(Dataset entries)

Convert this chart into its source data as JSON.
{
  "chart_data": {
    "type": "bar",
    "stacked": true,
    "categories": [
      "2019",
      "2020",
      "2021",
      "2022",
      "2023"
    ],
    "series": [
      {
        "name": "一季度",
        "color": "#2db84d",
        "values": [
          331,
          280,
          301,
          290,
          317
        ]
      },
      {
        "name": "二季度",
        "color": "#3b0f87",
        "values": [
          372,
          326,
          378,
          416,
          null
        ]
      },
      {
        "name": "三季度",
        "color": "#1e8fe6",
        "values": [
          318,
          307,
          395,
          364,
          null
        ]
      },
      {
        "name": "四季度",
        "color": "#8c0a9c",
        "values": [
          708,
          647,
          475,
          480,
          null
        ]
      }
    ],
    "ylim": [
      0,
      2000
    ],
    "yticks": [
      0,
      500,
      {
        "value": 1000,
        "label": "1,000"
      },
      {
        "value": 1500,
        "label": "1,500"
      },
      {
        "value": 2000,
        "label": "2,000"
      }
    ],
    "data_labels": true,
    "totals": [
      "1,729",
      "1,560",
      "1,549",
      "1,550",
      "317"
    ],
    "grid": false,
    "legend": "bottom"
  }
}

[Task statement]: Using the exact wording, write out all of the records.

[Full output]:
Convert this chart into its source data as JSON.
{
  "chart_data": {
    "type": "bar",
    "stacked": true,
    "categories": [
      "2019",
      "2020",
      "2021",
      "2022",
      "2023"
    ],
    "series": [
      {
        "name": "一季度",
        "color": "#2db84d",
        "values": [
          331,
          280,
          301,
          290,
          317
        ]
      },
      {
        "name": "二季度",
        "color": "#3b0f87",
        "values": [
          372,
          326,
          378,
          416,
          null
        ]
      },
      {
        "name": "三季度",
        "color": "#1e8fe6",
        "values": [
          318,
          307,
          395,
          364,
          null
        ]
      },
      {
        "name": "四季度",
        "color": "#8c0a9c",
        "values": [
          708,
          647,
          475,
          480,
          null
        ]
      }
    ],
    "ylim": [
      0,
      2000
    ],
    "yticks": [
      0,
      500,
      {
        "value": 1000,
        "label": "1,000"
      },
      {
        "value": 1500,
        "label": "1,500"
      },
      {
        "value": 2000,
        "label": "2,000"
      }
    ],
    "data_labels": true,
    "totals": [
      "1,729",
      "1,560",
      "1,549",
      "1,550",
      "317"
    ],
    "grid": false,
    "legend": "bottom"
  }
}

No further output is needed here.